Stated task - Every line below that holds the string "Fascia" should be copied out.

[Start of Record set]

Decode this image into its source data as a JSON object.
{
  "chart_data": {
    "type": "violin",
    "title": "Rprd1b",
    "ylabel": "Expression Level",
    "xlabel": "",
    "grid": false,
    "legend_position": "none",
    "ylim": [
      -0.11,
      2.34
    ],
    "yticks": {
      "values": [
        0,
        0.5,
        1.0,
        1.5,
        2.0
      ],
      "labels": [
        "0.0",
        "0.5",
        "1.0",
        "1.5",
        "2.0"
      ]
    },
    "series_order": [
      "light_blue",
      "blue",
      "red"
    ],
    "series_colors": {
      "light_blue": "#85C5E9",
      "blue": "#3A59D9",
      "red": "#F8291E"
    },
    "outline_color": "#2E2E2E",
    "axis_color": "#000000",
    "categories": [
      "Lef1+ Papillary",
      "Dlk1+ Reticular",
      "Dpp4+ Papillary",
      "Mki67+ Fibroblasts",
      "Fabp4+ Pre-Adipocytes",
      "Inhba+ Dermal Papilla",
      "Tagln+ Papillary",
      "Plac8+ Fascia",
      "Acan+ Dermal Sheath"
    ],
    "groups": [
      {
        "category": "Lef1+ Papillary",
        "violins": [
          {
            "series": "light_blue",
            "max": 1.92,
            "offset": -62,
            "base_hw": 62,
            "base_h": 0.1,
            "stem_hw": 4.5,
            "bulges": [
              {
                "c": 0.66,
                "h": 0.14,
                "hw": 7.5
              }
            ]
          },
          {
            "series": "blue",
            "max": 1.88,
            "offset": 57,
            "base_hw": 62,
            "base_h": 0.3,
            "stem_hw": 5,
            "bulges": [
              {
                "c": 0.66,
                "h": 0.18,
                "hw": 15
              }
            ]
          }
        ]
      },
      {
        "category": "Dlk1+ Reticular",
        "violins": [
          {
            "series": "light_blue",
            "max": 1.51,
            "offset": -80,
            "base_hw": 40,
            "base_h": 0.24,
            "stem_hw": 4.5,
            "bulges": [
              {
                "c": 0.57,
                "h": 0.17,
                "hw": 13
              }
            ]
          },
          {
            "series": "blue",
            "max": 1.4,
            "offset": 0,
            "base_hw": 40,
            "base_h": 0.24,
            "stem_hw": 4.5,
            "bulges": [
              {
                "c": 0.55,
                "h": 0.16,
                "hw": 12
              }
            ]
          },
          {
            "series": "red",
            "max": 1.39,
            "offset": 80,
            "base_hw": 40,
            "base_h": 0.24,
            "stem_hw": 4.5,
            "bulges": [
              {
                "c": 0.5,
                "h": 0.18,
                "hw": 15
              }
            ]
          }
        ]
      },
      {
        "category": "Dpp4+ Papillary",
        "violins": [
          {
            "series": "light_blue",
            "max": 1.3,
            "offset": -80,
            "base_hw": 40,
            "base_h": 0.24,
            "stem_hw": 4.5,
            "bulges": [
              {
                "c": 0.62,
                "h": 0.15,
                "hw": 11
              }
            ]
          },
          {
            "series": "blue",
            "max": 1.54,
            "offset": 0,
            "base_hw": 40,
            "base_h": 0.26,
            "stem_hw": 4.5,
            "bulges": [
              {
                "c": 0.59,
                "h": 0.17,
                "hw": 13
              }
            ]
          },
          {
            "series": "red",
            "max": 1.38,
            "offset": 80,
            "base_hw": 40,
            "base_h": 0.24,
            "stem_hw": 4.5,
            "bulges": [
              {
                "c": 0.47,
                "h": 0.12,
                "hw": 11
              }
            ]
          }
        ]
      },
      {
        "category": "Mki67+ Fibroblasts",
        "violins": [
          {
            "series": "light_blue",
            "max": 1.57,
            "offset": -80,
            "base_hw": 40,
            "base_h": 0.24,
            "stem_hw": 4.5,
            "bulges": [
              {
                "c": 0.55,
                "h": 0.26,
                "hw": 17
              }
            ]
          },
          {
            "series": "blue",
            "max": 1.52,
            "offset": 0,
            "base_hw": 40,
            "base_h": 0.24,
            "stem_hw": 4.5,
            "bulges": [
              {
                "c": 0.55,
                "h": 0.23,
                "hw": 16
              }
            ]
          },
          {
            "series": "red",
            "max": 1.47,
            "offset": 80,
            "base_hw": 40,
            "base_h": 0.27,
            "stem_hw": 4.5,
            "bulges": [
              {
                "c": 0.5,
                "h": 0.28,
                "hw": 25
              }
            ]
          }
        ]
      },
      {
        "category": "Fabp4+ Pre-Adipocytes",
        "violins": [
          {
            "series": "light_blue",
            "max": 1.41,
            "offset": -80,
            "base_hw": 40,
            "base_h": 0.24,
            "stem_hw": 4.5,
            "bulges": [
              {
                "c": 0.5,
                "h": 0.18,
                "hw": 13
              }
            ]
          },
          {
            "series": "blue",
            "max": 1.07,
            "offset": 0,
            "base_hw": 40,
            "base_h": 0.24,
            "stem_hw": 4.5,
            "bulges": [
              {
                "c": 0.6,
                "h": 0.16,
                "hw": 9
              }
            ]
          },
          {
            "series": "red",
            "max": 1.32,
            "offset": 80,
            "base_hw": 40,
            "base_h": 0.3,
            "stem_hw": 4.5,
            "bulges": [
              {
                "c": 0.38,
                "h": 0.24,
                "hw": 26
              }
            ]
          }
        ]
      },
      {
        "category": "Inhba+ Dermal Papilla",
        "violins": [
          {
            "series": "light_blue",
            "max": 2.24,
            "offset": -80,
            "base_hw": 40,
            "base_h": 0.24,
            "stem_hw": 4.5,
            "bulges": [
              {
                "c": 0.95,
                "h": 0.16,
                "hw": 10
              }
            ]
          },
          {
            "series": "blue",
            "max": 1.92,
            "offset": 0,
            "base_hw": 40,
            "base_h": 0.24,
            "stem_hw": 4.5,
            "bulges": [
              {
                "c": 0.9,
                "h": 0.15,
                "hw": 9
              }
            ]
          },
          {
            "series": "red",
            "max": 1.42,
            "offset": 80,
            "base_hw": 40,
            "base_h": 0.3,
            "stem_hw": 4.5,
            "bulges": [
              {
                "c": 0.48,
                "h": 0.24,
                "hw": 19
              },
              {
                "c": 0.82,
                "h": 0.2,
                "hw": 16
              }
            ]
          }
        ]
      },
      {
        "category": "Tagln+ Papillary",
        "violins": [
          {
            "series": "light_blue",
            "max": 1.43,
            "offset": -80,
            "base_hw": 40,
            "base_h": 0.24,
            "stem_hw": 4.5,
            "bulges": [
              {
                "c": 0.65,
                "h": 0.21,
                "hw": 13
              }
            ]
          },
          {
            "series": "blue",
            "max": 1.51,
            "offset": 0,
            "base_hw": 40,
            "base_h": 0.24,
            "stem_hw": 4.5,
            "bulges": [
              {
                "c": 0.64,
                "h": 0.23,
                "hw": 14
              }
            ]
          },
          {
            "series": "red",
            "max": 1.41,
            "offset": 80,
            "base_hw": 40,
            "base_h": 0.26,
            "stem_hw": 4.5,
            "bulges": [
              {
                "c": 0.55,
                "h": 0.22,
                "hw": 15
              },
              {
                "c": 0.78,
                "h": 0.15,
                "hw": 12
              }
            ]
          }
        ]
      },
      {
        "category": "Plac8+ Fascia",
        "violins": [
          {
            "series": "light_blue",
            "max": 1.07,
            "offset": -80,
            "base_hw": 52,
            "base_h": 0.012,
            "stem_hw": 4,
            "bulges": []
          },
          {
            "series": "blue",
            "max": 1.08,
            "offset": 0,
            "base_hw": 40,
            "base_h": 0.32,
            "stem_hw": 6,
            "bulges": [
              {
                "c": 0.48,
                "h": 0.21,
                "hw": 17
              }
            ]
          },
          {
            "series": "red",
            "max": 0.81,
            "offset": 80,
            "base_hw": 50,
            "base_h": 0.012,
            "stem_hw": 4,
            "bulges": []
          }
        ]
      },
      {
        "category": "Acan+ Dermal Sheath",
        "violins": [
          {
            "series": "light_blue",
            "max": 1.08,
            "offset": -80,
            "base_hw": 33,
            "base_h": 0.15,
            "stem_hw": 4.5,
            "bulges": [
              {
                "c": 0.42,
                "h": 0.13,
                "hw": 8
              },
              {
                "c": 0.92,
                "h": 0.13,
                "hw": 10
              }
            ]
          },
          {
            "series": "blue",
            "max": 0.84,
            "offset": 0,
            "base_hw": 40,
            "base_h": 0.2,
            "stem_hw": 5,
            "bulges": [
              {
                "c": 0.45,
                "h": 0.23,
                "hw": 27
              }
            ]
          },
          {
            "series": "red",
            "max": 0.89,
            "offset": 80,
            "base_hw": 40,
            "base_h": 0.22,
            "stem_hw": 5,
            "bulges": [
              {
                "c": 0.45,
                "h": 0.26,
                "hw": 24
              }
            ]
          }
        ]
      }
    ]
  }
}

[End of Record set]

Answer below -
      "Plac8+ Fascia",
        "category": "Plac8+ Fascia",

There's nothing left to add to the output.